BRIEF. Could you extract every entry below and reproduce it exactly?

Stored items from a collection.
** begin **
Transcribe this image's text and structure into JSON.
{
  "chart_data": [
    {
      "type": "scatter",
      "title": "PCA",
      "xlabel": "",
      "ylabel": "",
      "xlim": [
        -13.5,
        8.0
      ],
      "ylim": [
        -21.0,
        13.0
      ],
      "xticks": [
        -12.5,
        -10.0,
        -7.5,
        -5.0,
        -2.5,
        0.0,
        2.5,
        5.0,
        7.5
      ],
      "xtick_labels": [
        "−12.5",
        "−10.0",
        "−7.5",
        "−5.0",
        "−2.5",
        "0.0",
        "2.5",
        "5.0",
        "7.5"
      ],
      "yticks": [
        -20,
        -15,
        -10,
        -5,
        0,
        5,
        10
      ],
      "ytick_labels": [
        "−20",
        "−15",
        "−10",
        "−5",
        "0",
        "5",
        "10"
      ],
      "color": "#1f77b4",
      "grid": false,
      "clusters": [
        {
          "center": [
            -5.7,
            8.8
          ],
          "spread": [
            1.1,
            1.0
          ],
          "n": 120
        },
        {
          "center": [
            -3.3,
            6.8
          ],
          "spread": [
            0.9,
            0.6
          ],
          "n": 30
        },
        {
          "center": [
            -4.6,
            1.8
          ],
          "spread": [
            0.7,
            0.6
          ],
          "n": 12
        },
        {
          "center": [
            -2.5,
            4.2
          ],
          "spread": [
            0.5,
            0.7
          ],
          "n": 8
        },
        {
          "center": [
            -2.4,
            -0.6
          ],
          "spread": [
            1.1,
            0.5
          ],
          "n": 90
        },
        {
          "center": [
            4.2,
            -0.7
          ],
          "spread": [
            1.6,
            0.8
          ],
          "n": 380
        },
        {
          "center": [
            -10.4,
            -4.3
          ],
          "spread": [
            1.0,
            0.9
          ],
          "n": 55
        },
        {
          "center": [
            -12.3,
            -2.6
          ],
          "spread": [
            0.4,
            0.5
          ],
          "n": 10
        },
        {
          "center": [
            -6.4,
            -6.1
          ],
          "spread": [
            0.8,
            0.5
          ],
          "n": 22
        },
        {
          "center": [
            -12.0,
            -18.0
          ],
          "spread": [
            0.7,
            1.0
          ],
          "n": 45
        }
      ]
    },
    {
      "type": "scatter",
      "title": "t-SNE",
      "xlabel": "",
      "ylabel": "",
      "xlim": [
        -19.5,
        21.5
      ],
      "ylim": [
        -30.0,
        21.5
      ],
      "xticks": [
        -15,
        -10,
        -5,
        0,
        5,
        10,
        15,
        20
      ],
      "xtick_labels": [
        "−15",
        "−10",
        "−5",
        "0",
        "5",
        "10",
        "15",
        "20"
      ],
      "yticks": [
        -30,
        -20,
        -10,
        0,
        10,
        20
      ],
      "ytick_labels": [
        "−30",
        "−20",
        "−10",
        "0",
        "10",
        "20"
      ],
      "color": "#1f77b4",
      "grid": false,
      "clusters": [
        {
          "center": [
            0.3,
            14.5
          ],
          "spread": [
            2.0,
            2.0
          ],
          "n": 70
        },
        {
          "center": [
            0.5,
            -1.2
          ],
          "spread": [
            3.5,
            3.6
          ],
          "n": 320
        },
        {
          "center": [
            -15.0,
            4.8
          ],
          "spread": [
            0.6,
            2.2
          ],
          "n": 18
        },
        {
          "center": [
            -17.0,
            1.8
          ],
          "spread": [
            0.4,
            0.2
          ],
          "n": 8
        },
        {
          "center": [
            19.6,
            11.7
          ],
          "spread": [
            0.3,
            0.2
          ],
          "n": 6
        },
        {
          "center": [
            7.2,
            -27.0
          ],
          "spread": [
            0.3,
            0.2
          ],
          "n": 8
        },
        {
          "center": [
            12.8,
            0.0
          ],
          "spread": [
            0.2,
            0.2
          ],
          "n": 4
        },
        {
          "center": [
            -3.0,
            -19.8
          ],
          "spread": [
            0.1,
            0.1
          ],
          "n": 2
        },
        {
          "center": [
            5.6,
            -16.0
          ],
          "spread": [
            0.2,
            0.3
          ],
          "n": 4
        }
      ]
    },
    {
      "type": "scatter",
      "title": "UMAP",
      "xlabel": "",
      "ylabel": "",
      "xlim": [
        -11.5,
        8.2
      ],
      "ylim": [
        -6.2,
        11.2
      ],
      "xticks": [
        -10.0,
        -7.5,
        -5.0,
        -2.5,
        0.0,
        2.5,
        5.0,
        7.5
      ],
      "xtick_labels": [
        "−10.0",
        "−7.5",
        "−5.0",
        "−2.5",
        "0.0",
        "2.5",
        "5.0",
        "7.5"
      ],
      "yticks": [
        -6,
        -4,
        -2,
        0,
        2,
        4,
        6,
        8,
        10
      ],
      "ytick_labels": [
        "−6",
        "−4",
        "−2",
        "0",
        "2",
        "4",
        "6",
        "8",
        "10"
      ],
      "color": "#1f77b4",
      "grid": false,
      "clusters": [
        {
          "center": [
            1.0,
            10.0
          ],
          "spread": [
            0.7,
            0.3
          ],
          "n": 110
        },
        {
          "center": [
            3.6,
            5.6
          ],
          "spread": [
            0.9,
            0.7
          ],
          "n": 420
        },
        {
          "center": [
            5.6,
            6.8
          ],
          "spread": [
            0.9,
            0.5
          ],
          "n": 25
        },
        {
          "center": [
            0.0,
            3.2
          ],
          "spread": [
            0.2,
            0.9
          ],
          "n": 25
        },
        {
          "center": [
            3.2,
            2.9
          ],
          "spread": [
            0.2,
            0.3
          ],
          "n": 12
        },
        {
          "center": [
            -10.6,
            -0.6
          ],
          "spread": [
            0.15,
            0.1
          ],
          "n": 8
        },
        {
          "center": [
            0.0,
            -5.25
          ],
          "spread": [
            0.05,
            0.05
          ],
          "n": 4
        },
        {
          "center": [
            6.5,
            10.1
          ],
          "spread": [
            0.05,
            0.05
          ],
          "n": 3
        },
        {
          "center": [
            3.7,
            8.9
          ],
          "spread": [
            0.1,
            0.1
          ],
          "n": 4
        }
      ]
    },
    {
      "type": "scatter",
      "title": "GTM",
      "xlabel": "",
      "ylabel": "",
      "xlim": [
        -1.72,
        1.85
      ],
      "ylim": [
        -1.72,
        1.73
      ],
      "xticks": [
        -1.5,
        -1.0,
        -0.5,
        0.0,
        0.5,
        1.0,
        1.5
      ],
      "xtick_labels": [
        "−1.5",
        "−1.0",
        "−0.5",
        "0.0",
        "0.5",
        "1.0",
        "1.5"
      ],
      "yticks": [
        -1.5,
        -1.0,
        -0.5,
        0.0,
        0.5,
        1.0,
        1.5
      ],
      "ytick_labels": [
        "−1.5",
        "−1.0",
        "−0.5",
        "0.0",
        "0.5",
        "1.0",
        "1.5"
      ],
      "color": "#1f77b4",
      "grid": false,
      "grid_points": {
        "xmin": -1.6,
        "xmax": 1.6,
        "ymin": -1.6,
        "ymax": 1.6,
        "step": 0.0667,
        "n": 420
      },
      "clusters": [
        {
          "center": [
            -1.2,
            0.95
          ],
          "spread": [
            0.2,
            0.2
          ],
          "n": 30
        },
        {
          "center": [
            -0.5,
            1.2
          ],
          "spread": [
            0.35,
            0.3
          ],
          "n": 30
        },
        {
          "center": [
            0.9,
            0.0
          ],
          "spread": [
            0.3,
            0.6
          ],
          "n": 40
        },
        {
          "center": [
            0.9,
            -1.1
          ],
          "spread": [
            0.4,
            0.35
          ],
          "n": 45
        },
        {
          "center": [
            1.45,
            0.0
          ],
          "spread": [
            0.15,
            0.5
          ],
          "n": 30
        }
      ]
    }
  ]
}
** end **
FINISHED EXERCISE.
Transcribe this image's text and structure into JSON.
{
  "chart_data": [
    {
      "type": "scatter",
      "title": "PCA",
      "xlabel": "",
      "ylabel": "",
      "xlim": [
        -13.5,
        8.0
      ],
      "ylim": [
        -21.0,
        13.0
      ],
      "xticks": [
        -12.5,
        -10.0,
        -7.5,
        -5.0,
        -2.5,
        0.0,
        2.5,
        5.0,
        7.5
      ],
      "xtick_labels": [
        "−12.5",
        "−10.0",
        "−7.5",
        "−5.0",
        "−2.5",
        "0.0",
        "2.5",
        "5.0",
        "7.5"
      ],
      "yticks": [
        -20,
        -15,
        -10,
        -5,
        0,
        5,
        10
      ],
      "ytick_labels": [
        "−20",
        "−15",
        "−10",
        "−5",
        "0",
        "5",
        "10"
      ],
      "color": "#1f77b4",
      "grid": false,
      "clusters": [
        {
          "center": [
            -5.7,
            8.8
          ],
          "spread": [
            1.1,
            1.0
          ],
          "n": 120
        },
        {
          "center": [
            -3.3,
            6.8
          ],
          "spread": [
            0.9,
            0.6
          ],
          "n": 30
        },
        {
          "center": [
            -4.6,
            1.8
          ],
          "spread": [
            0.7,
            0.6
          ],
          "n": 12
        },
        {
          "center": [
            -2.5,
            4.2
          ],
          "spread": [
            0.5,
            0.7
          ],
          "n": 8
        },
        {
          "center": [
            -2.4,
            -0.6
          ],
          "spread": [
            1.1,
            0.5
          ],
          "n": 90
        },
        {
          "center": [
            4.2,
            -0.7
          ],
          "spread": [
            1.6,
            0.8
          ],
          "n": 380
        },
        {
          "center": [
            -10.4,
            -4.3
          ],
          "spread": [
            1.0,
            0.9
          ],
          "n": 55
        },
        {
          "center": [
            -12.3,
            -2.6
          ],
          "spread": [
            0.4,
            0.5
          ],
          "n": 10
        },
        {
          "center": [
            -6.4,
            -6.1
          ],
          "spread": [
            0.8,
            0.5
          ],
          "n": 22
        },
        {
          "center": [
            -12.0,
            -18.0
          ],
          "spread": [
            0.7,
            1.0
          ],
          "n": 45
        }
      ]
    },
    {
      "type": "scatter",
      "title": "t-SNE",
      "xlabel": "",
      "ylabel": "",
      "xlim": [
        -19.5,
        21.5
      ],
      "ylim": [
        -30.0,
        21.5
      ],
      "xticks": [
        -15,
        -10,
        -5,
        0,
        5,
        10,
        15,
        20
      ],
      "xtick_labels": [
        "−15",
        "−10",
        "−5",
        "0",
        "5",
        "10",
        "15",
        "20"
      ],
      "yticks": [
        -30,
        -20,
        -10,
        0,
        10,
        20
      ],
      "ytick_labels": [
        "−30",
        "−20",
        "−10",
        "0",
        "10",
        "20"
      ],
      "color": "#1f77b4",
      "grid": false,
      "clusters": [
        {
          "center": [
            0.3,
            14.5
          ],
          "spread": [
            2.0,
            2.0
          ],
          "n": 70
        },
        {
          "center": [
            0.5,
            -1.2
          ],
          "spread": [
            3.5,
            3.6
          ],
          "n": 320
        },
        {
          "center": [
            -15.0,
            4.8
          ],
          "spread": [
            0.6,
            2.2
          ],
          "n": 18
        },
        {
          "center": [
            -17.0,
            1.8
          ],
          "spread": [
            0.4,
            0.2
          ],
          "n": 8
        },
        {
          "center": [
            19.6,
            11.7
          ],
          "spread": [
            0.3,
            0.2
          ],
          "n": 6
        },
        {
          "center": [
            7.2,
            -27.0
          ],
          "spread": [
            0.3,
            0.2
          ],
          "n": 8
        },
        {
          "center": [
            12.8,
            0.0
          ],
          "spread": [
            0.2,
            0.2
          ],
          "n": 4
        },
        {
          "center": [
            -3.0,
            -19.8
          ],
          "spread": [
            0.1,
            0.1
          ],
          "n": 2
        },
        {
          "center": [
            5.6,
            -16.0
          ],
          "spread": [
            0.2,
            0.3
          ],
          "n": 4
        }
      ]
    },
    {
      "type": "scatter",
      "title": "UMAP",
      "xlabel": "",
      "ylabel": "",
      "xlim": [
        -11.5,
        8.2
      ],
      "ylim": [
        -6.2,
        11.2
      ],
      "xticks": [
        -10.0,
        -7.5,
        -5.0,
        -2.5,
        0.0,
        2.5,
        5.0,
        7.5
      ],
      "xtick_labels": [
        "−10.0",
        "−7.5",
        "−5.0",
        "−2.5",
        "0.0",
        "2.5",
        "5.0",
        "7.5"
      ],
      "yticks": [
        -6,
        -4,
        -2,
        0,
        2,
        4,
        6,
        8,
        10
      ],
      "ytick_labels": [
        "−6",
        "−4",
        "−2",
        "0",
        "2",
        "4",
        "6",
        "8",
        "10"
      ],
      "color": "#1f77b4",
      "grid": false,
      "clusters": [
        {
          "center": [
            1.0,
            10.0
          ],
          "spread": [
            0.7,
            0.3
          ],
          "n": 110
        },
        {
          "center": [
            3.6,
            5.6
          ],
          "spread": [
            0.9,
            0.7
          ],
          "n": 420
        },
        {
          "center": [
            5.6,
            6.8
          ],
          "spread": [
            0.9,
            0.5
          ],
          "n": 25
        },
        {
          "center": [
            0.0,
            3.2
          ],
          "spread": [
            0.2,
            0.9
          ],
          "n": 25
        },
        {
          "center": [
            3.2,
            2.9
          ],
          "spread": [
            0.2,
            0.3
          ],
          "n": 12
        },
        {
          "center": [
            -10.6,
            -0.6
          ],
          "spread": [
            0.15,
            0.1
          ],
          "n": 8
        },
        {
          "center": [
            0.0,
            -5.25
          ],
          "spread": [
            0.05,
            0.05
          ],
          "n": 4
        },
        {
          "center": [
            6.5,
            10.1
          ],
          "spread": [
            0.05,
            0.05
          ],
          "n": 3
        },
        {
          "center": [
            3.7,
            8.9
          ],
          "spread": [
            0.1,
            0.1
          ],
          "n": 4
        }
      ]
    },
    {
      "type": "scatter",
      "title": "GTM",
      "xlabel": "",
      "ylabel": "",
      "xlim": [
        -1.72,
        1.85
      ],
      "ylim": [
        -1.72,
        1.73
      ],
      "xticks": [
        -1.5,
        -1.0,
        -0.5,
        0.0,
        0.5,
        1.0,
        1.5
      ],
      "xtick_labels": [
        "−1.5",
        "−1.0",
        "−0.5",
        "0.0",
        "0.5",
        "1.0",
        "1.5"
      ],
      "yticks": [
        -1.5,
        -1.0,
        -0.5,
        0.0,
        0.5,
        1.0,
        1.5
      ],
      "ytick_labels": [
        "−1.5",
        "−1.0",
        "−0.5",
        "0.0",
        "0.5",
        "1.0",
        "1.5"
      ],
      "color": "#1f77b4",
      "grid": false,
      "grid_points": {
        "xmin": -1.6,
        "xmax": 1.6,
        "ymin": -1.6,
        "ymax": 1.6,
        "step": 0.0667,
        "n": 420
      },
      "clusters": [
        {
          "center": [
            -1.2,
            0.95
          ],
          "spread": [
            0.2,
            0.2
          ],
          "n": 30
        },
        {
          "center": [
            -0.5,
            1.2
          ],
          "spread": [
            0.35,
            0.3
          ],
          "n": 30
        },
        {
          "center": [
            0.9,
            0.0
          ],
          "spread": [
            0.3,
            0.6
          ],
          "n": 40
        },
        {
          "center": [
            0.9,
            -1.1
          ],
          "spread": [
            0.4,
            0.35
          ],
          "n": 45
        },
        {
          "center": [
            1.45,
            0.0
          ],
          "spread": [
            0.15,
            0.5
          ],
          "n": 30
        }
      ]
    }
  ]
}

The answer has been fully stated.